Wherever the word "this" appears in a line, extract that line.

■ **Dataset items**:
————————
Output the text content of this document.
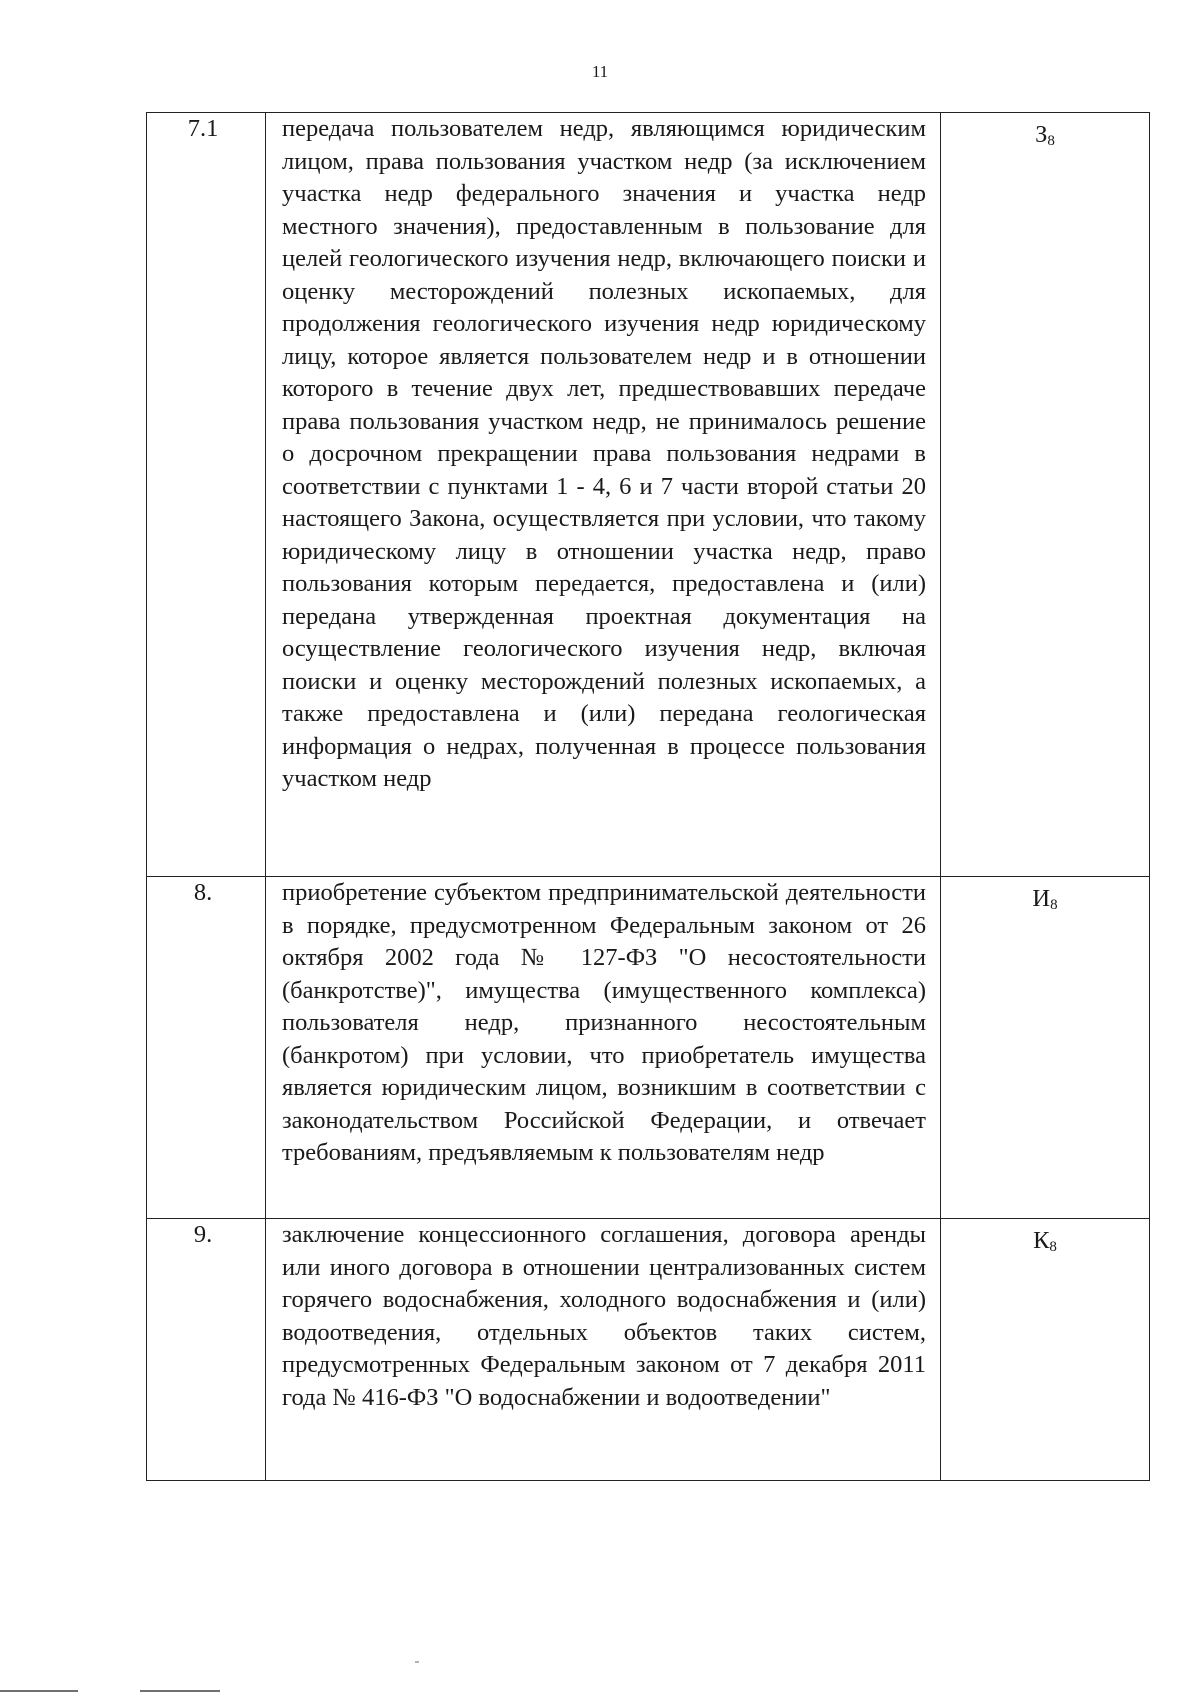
11
7.1	передача пользователем недр, являющимся юридическим лицом, права пользования участком недр (за исключением участка недр федерального значения и участка недр местного значения), предоставленным в пользование для целей геологического изучения недр, включающего поиски и оценку месторождений полезных ископаемых, для продолжения геологического изучения недр юридическому лицу, которое является пользователем недр и в отношении которого в течение двух лет, предшествовавших передаче права пользования участком недр, не принималось решение о досрочном прекращении права пользования недрами в соответствии с пунктами 1 - 4, 6 и 7 части второй статьи 20 настоящего Закона, осуществляется при условии, что такому юридическому лицу в отношении участка недр, право пользования которым передается, предоставлена и (или) передана утвержденная проектная документация на осуществление геологического изучения недр, включая поиски и оценку месторождений полезных ископаемых, а также предоставлена и (или) передана геологическая информация о недрах, полученная в процессе пользования участком недр	$З_8$
8.	приобретение субъектом предпринимательской деятельности в порядке, предусмотренном Федеральным законом от 26 октября 2002 года № 127-ФЗ "О несостоятельности (банкротстве)", имущества (имущественного комплекса) пользователя недр, признанного несостоятельным (банкротом) при условии, что приобретатель имущества является юридическим лицом, возникшим в соответствии с законодательством Российской Федерации, и отвечает требованиям, предъявляемым к пользователям недр	$И_8$
9.	заключение концессионного соглашения, договора аренды или иного договора в отношении централизованных систем горячего водоснабжения, холодного водоснабжения и (или) водоотведения, отдельных объектов таких систем, предусмотренных Федеральным законом от 7 декабря 2011 года № 416-ФЗ "О водоснабжении и водоотведении"	$К_8$
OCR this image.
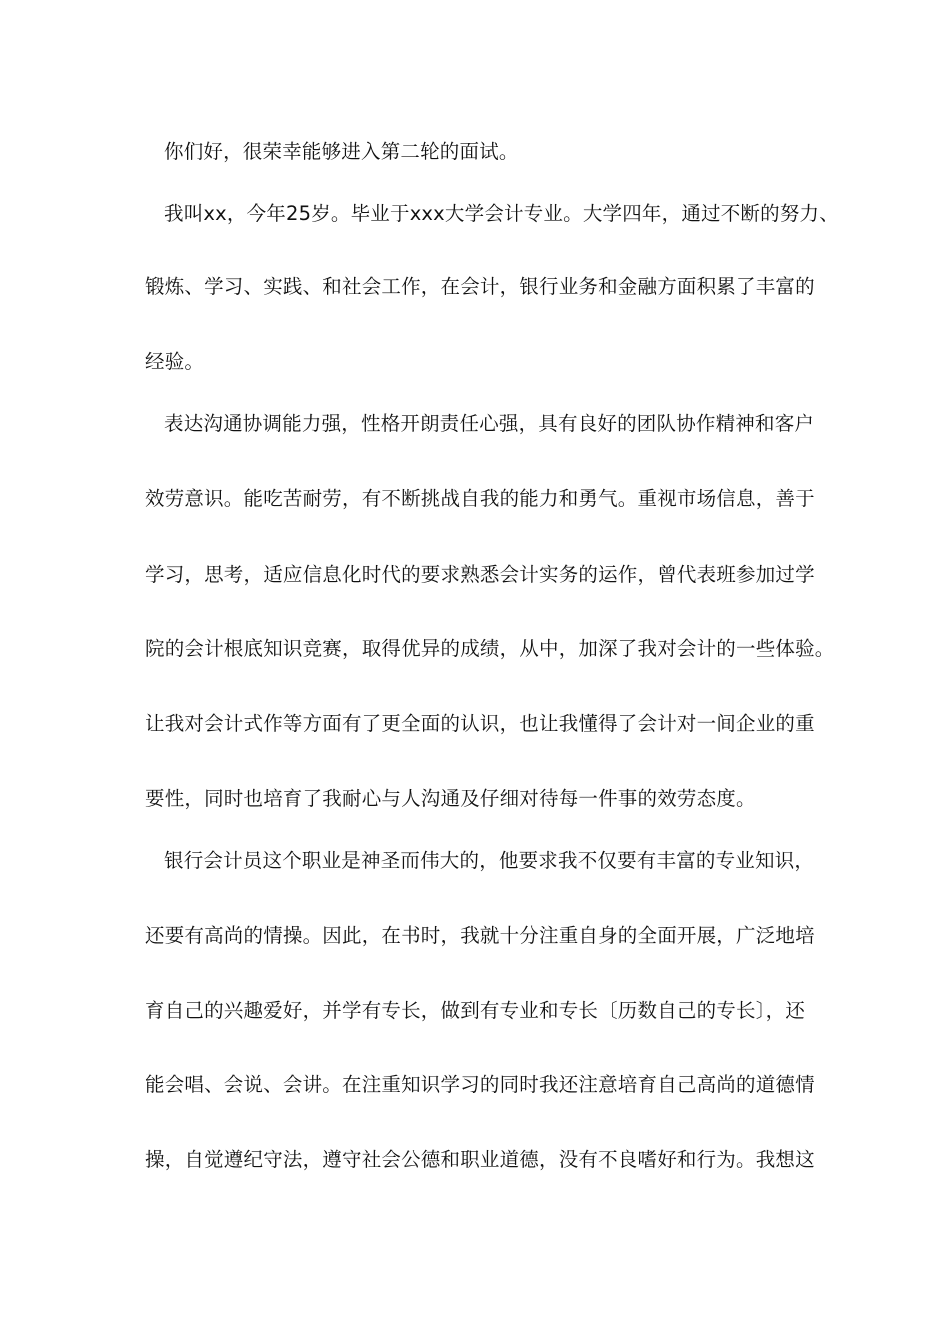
你们好，很荣幸能够进入第二轮的面试。
我叫xx，今年25岁。毕业于xxx大学会计专业。大学四年，通过不断的努力、
锻炼、学习、实践、和社会工作，在会计，银行业务和金融方面积累了丰富的
经验。
表达沟通协调能力强，性格开朗责任心强，具有良好的团队协作精神和客户
效劳意识。能吃苦耐劳，有不断挑战自我的能力和勇气。重视市场信息，善于
学习，思考，适应信息化时代的要求熟悉会计实务的运作，曾代表班参加过学
院的会计根底知识竞赛，取得优异的成绩，从中，加深了我对会计的一些体验。
让我对会计式作等方面有了更全面的认识，也让我懂得了会计对一间企业的重
要性，同时也培育了我耐心与人沟通及仔细对待每一件事的效劳态度。
银行会计员这个职业是神圣而伟大的，他要求我不仅要有丰富的专业知识，
还要有高尚的情操。因此，在书时，我就十分注重自身的全面开展，广泛地培
育自己的兴趣爱好，并学有专长，做到有专业和专长〔历数自己的专长〕，还
能会唱、会说、会讲。在注重知识学习的同时我还注意培育自己高尚的道德情
操，自觉遵纪守法，遵守社会公德和职业道德，没有不良嗜好和行为。我想这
————————
■ **The reply**:
Output the text content of this document.
OCR this image.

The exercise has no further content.